* The input
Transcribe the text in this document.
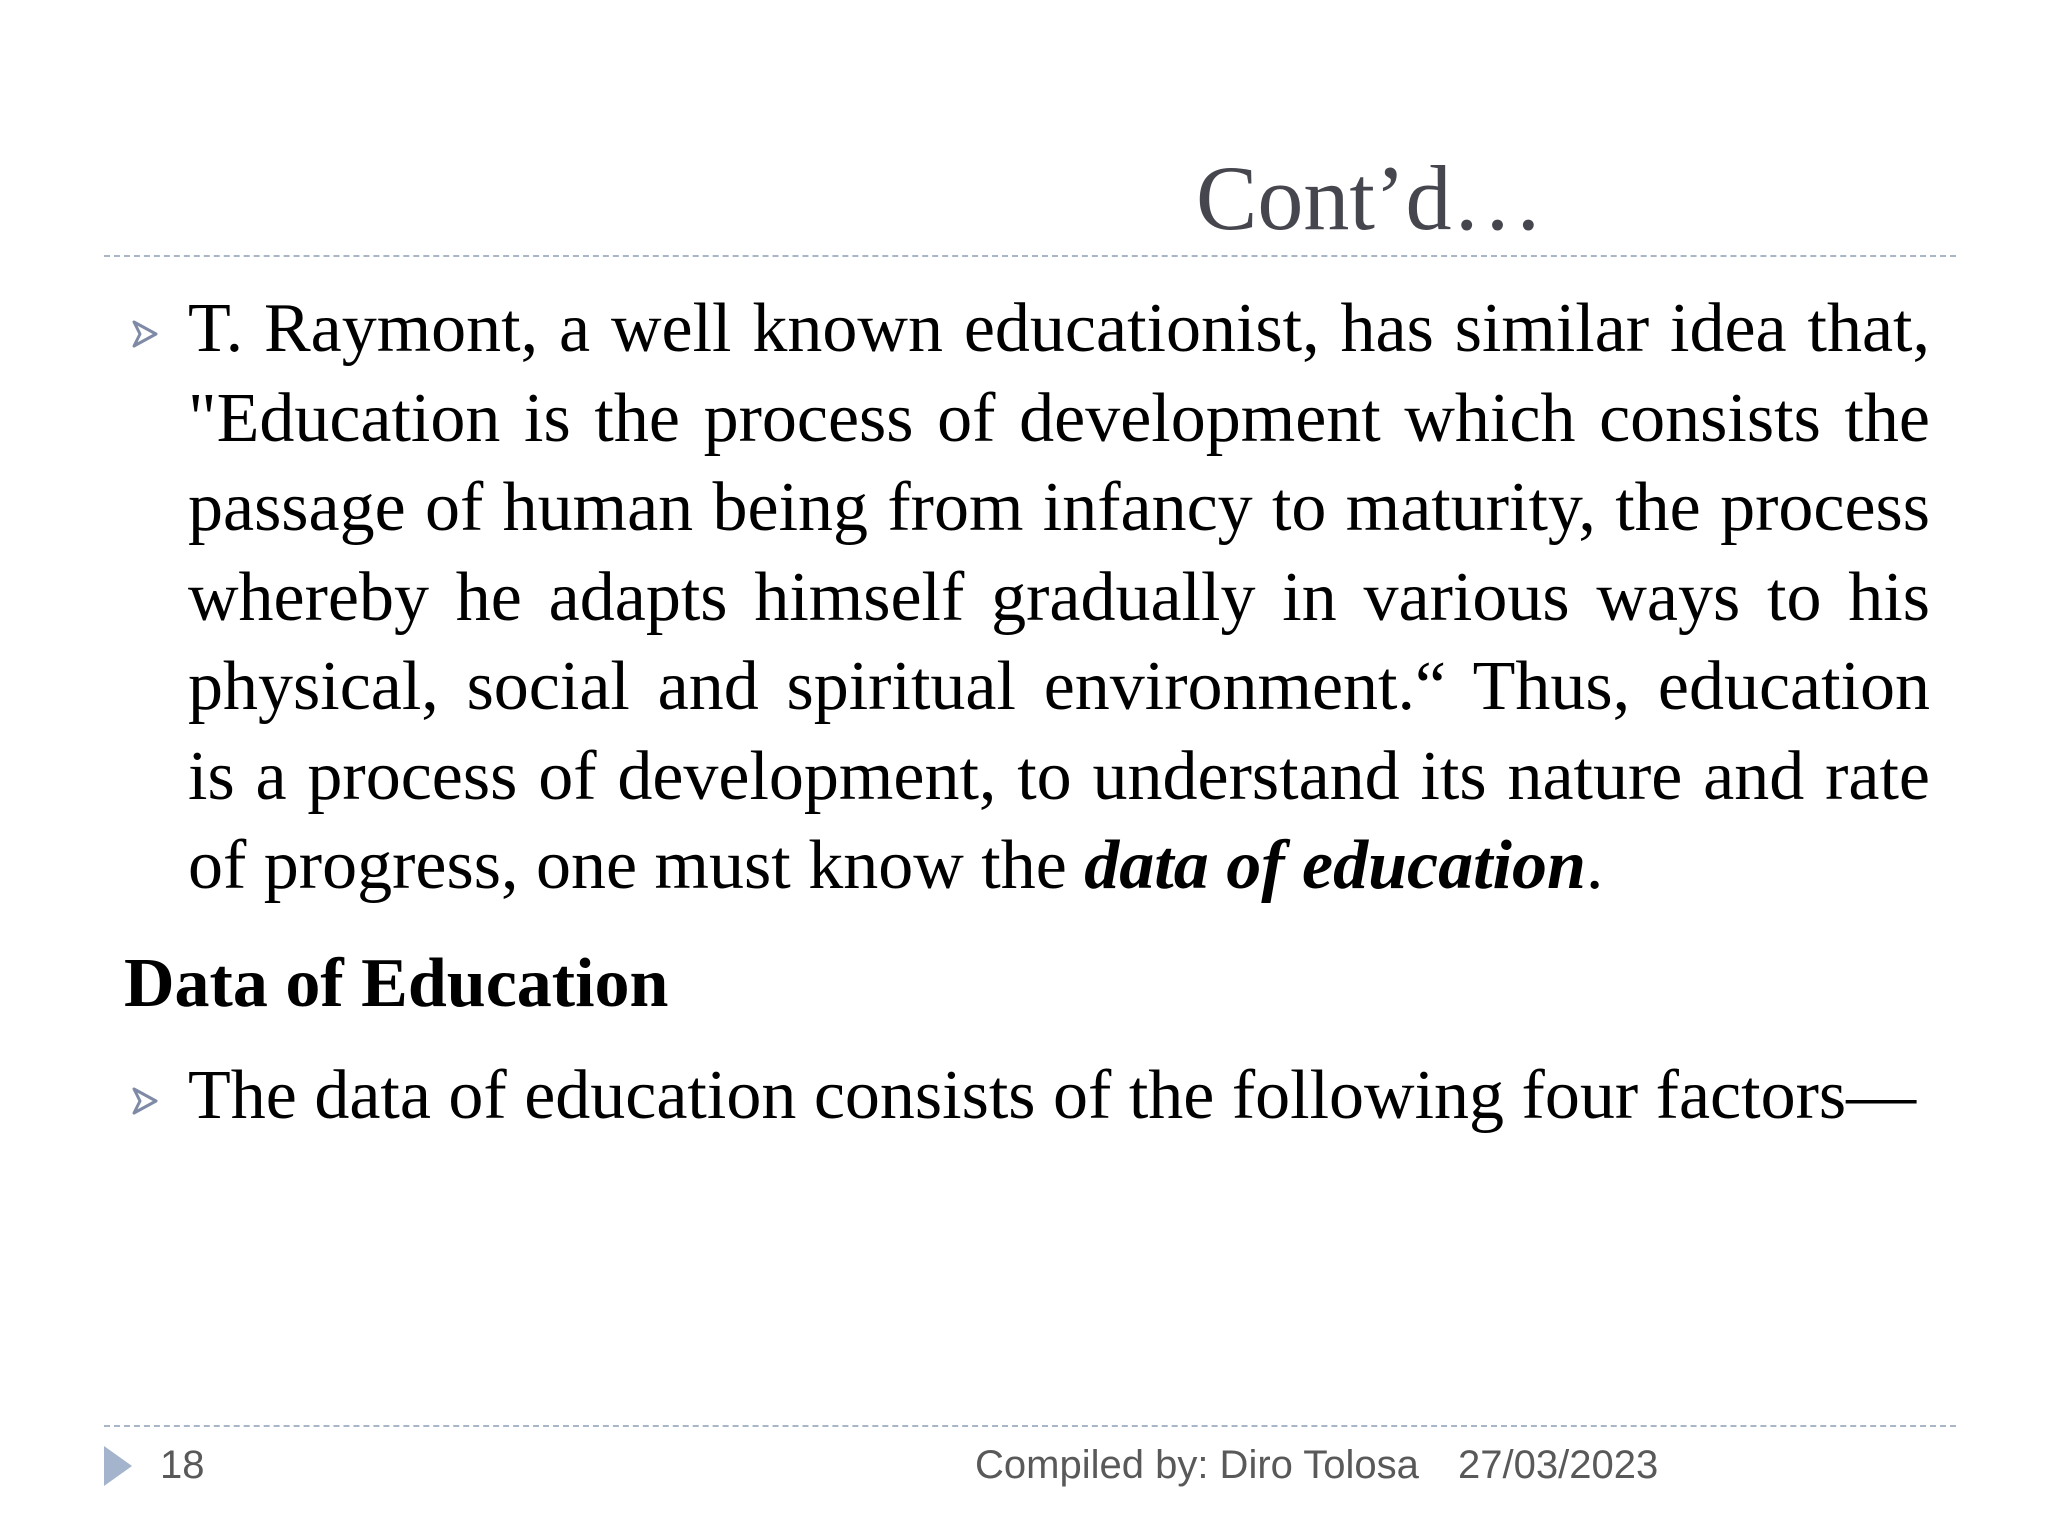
Cont’d…
T. Raymont, a well known educationist, has similar idea that, "Education is the process of development which consists the passage of human being from infancy to maturity, the process whereby he adapts himself gradually in various ways to his physical, social and spiritual environment.“ Thus, education is a process of development, to understand its nature and rate of progress, one must know the data of education.
Data of Education
The data of education consists of the following four factors—
18	Compiled by: Diro Tolosa 27/03/2023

* Problem
Leaving all pictures aside, quote each record exactly.

* Answer to the task
Transcribe the text in this document.
Cont’d…
T. Raymont, a well known educationist, has similar idea that, "Education is the process of development which consists the passage of human being from infancy to maturity, the process whereby he adapts himself gradually in various ways to his physical, social and spiritual environment.“ Thus, education is a process of development, to understand its nature and rate of progress, one must know the data of education.
Data of Education
The data of education consists of the following four factors—
18	Compiled by: Diro Tolosa 27/03/2023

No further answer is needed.